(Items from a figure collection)

>> Start

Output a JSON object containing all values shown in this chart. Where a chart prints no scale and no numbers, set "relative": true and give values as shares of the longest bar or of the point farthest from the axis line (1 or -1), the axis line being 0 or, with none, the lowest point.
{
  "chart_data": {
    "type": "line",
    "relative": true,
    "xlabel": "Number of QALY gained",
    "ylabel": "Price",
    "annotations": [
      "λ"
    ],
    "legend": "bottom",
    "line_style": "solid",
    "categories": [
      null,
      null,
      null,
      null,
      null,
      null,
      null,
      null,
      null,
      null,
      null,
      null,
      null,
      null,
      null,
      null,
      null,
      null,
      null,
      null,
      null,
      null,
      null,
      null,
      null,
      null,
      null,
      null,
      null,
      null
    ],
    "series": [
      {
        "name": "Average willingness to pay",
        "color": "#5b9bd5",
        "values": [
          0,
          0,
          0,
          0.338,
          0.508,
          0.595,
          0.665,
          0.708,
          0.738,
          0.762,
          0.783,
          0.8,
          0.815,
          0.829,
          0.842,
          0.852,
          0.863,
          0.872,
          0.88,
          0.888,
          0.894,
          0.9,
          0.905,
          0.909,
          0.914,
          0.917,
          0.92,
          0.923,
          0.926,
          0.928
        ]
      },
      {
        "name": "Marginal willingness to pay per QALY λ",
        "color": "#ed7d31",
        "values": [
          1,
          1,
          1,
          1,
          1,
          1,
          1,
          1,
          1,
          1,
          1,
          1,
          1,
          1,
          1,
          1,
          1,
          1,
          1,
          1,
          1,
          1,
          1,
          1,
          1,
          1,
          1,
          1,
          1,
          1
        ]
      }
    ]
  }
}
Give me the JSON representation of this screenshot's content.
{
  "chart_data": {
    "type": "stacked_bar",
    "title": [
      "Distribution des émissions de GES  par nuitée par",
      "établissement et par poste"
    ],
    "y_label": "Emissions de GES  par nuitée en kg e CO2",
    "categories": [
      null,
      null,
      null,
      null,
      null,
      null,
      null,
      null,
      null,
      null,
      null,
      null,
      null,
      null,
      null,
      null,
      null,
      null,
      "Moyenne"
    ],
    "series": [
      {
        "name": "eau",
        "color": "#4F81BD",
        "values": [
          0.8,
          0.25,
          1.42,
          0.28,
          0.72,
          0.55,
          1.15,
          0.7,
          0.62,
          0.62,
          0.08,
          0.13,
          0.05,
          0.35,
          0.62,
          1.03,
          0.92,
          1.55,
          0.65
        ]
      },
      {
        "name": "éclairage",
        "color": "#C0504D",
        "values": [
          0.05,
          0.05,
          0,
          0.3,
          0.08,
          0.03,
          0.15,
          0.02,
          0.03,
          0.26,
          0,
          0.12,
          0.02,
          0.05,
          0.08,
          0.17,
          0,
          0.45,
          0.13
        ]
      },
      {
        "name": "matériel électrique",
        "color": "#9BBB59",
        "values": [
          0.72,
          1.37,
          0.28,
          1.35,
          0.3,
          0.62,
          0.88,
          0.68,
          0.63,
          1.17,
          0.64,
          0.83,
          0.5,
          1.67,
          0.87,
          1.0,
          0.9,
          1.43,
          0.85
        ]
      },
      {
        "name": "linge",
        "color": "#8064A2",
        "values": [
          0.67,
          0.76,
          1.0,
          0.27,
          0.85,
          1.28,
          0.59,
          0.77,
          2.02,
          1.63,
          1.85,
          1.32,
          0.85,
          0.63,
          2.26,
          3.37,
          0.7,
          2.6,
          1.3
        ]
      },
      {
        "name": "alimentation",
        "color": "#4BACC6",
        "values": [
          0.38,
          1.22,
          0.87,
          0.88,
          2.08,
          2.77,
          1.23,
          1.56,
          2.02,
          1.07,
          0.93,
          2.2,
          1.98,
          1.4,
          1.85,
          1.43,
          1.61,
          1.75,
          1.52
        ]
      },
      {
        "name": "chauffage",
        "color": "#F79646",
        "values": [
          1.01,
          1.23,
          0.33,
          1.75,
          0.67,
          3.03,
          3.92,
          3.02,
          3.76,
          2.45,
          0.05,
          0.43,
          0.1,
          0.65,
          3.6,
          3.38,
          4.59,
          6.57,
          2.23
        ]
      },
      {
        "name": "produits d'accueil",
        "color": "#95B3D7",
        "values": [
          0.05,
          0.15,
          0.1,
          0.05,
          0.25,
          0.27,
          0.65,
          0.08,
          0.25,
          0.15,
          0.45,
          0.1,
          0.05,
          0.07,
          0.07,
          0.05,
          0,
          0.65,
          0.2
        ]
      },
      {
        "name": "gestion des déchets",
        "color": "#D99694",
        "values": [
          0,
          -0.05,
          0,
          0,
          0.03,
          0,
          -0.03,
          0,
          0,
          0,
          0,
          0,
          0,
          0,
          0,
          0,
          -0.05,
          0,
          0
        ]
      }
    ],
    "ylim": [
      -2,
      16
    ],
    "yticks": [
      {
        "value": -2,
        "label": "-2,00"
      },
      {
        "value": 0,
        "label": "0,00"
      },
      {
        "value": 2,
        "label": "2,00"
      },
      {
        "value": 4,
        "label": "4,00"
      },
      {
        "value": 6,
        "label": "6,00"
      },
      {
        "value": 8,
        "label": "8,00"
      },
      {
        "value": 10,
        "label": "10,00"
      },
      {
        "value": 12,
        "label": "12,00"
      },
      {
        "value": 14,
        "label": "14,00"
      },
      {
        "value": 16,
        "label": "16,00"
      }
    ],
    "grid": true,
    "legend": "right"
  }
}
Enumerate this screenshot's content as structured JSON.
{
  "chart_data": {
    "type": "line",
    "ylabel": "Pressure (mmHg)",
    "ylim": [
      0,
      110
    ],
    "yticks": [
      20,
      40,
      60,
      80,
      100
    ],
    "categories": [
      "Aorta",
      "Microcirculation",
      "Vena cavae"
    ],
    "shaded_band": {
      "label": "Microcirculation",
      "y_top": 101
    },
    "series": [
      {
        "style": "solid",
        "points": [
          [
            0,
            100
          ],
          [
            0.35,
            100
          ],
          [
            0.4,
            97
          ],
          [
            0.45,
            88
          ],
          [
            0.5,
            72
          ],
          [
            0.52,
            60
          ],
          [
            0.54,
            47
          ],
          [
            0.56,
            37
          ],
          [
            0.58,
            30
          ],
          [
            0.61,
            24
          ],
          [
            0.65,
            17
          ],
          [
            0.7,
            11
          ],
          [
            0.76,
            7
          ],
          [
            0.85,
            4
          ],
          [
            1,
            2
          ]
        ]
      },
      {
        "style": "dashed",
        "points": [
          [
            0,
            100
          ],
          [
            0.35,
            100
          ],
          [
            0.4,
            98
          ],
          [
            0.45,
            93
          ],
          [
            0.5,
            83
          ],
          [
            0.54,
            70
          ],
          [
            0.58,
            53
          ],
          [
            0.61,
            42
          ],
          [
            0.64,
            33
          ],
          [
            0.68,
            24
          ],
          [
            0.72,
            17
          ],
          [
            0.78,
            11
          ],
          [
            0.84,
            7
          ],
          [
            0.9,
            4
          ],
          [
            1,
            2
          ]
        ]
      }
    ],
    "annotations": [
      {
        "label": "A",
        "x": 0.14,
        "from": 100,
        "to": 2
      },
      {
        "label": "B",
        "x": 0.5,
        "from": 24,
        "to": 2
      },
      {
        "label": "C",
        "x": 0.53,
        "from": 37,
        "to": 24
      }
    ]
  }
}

>> End

## [WHAT IS REQUIRED]
Show each line holding the word "name".

## [SOLVED EXERCISE]
        "name": "Average willingness to pay",
        "name": "Marginal willingness to pay per QALY λ",
        "name": "eau",
        "name": "éclairage",
        "name": "matériel électrique",
        "name": "linge",
        "name": "alimentation",
        "name": "chauffage",
        "name": "produits d'accueil",
        "name": "gestion des déchets",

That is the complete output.